Show only lines that include "Performance".
** START OF Data excerpts **
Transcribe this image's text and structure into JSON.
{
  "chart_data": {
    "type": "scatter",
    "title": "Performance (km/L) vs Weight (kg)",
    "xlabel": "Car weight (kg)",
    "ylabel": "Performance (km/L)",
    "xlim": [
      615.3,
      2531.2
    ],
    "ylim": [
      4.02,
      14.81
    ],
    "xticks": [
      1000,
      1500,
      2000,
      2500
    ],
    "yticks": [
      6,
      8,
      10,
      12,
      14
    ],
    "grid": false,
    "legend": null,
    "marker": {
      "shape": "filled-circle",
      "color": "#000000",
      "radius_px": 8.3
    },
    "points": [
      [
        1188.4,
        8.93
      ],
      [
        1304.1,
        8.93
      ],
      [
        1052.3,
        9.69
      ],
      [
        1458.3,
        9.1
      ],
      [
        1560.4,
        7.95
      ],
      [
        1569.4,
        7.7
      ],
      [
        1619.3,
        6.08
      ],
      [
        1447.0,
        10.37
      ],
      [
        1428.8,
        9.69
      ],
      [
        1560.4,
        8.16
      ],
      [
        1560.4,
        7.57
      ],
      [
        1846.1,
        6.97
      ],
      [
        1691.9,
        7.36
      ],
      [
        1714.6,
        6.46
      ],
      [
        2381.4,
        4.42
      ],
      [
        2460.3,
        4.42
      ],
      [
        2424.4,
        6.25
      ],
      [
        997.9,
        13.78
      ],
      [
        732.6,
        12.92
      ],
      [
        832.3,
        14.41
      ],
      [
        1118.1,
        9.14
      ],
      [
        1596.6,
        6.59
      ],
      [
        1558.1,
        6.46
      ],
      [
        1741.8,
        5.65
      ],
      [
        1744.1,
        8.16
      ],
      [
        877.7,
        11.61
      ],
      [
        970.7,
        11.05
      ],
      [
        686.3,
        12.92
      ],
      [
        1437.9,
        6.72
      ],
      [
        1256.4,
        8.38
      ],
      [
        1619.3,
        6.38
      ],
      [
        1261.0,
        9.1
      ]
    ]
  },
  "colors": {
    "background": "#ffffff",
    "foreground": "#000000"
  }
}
** END OF Data excerpts **
**Output**
    "title": "Performance (km/L) vs Weight (kg)",
    "ylabel": "Performance (km/L)",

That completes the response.